Hildegarda von Bingen

En la inestimable Tabla Periódica de las Científicas, concebida por Teresa Valdés-Solís, aparece una mujer nacida en los inicios del siglo XI, en medio del oscurantismo atribuido al Medievo. Se trata de Hildegarda von Bingen, santa desde el año 2012, cuando fue proclamada por el Papa Benedicto XVI, el cual a su vez la reconoció como doctora de la Iglesia.

Hace casi mil años, en 1098, nació en Alemania para convertirse en una monja benedictina que llegaría a ser abadesa, para convertirse en escritora, en compositora y, especialmente, en científica. Entre sus principales obras se encuentra, “Sutileza de la diversa naturaleza de las cosas creadas”, delicado título para un estudio al que se dedicó entre 1151 y 1158. No sería publicado hasta el siglo XIV, y al salir a la luz fue separado en dos volúmenes, uno consagrado a la Medicina simple, y el otro, a la Medicina compleja. En el primero se recopilan conocimientos de zoología, mineralogía y botánica, mientras que el segundo trata de la curación de más de cien enfermedades.

Habiendo asistido a muchos enfermos en el hospital del convento de Rupertsberg, fundado por ella misma en 1150, Hildegarda von Bingen explicitaba tratamientos que había puesto en práctica con éxito. No por mera experiencia sino a partir de sus conocimientos sobre las plantas y sus principios activos, sobre fisiología e incluso sobre física.   

Por añadidura, se adentró en el cosmos y en el lugar que el ser humano ocupa en el universo. En su biografía también se sostiene que escribió sobre la sexualidad más allá del objetivo de procrear, exponiendo las distinciones entre el placer de los hombres y el de las mujeres, llegando incluso a describir el orgasmo femenino. En este punto, forzoso es preguntarse cómo fue esto posible. ¿Una voz ajena la informó? ¿Lo sabía por experiencia?

La científica y santa falleció en 1179, en plena Edad Media. Había aportado saber y vigor en un mundo acechado por los dogmas, las supersticiones y el patriarcado. Santificada y científica, Hildegarda von Bingen brilló como una gema sorprendente.

**DATOS MOSTRADOS**
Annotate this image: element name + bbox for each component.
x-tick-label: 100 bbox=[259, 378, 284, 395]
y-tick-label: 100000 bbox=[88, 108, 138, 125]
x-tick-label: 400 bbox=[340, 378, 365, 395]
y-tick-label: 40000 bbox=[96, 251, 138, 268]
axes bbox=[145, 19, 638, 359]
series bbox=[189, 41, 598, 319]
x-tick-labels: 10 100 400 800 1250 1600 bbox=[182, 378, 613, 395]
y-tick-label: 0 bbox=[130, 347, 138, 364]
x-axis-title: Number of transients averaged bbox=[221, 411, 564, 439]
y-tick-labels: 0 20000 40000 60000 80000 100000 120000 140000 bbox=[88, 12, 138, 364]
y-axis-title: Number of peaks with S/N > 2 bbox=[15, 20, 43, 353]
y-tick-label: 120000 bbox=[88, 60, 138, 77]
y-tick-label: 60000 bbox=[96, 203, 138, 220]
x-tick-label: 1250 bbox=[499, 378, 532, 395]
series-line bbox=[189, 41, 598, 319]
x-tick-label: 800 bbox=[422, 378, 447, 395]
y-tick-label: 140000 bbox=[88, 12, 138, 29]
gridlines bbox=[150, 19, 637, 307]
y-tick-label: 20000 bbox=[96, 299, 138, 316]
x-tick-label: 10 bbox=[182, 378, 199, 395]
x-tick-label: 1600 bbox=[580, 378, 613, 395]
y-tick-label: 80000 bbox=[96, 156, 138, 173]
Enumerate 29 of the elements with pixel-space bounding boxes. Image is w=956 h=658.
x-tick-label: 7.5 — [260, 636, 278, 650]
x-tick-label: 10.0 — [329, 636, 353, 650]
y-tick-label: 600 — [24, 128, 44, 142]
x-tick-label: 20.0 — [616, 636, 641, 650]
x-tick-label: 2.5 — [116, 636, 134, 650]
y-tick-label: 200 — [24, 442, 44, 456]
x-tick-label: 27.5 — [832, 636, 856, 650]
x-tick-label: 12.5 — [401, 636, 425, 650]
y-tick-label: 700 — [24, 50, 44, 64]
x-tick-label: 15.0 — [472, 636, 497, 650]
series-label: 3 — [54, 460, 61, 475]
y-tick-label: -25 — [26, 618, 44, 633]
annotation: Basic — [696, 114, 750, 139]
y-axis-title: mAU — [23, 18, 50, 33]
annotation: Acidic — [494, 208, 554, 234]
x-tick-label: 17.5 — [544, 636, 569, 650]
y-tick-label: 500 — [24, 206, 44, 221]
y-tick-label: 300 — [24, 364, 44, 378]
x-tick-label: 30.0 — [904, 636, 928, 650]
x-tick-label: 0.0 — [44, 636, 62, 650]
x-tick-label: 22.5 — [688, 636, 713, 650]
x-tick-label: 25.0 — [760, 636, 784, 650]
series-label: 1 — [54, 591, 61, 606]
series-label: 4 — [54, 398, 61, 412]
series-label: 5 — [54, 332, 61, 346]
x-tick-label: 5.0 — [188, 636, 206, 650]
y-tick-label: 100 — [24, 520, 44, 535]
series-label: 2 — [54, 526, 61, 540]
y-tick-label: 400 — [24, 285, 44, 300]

**EJERCICIO A RESOLVER**
Devuelve sin cambios el fragmento del texto sobre Hildegarda von Bingen comprendido entre "Habiendo asistido a" y "incluso sobre física.", ambos inclusive. Los ítems constituyen un material aparte, independiente del texto.

**ESPACIO DE RESPUESTA**
Habiendo asistido a muchos enfermos en el hospital del convento de Rupertsberg, fundado por ella misma en 1150, Hildegarda von Bingen explicitaba tratamientos que había puesto en práctica con éxito. No por mera experiencia sino a partir de sus conocimientos sobre las plantas y sus principios activos, sobre fisiología e incluso sobre física.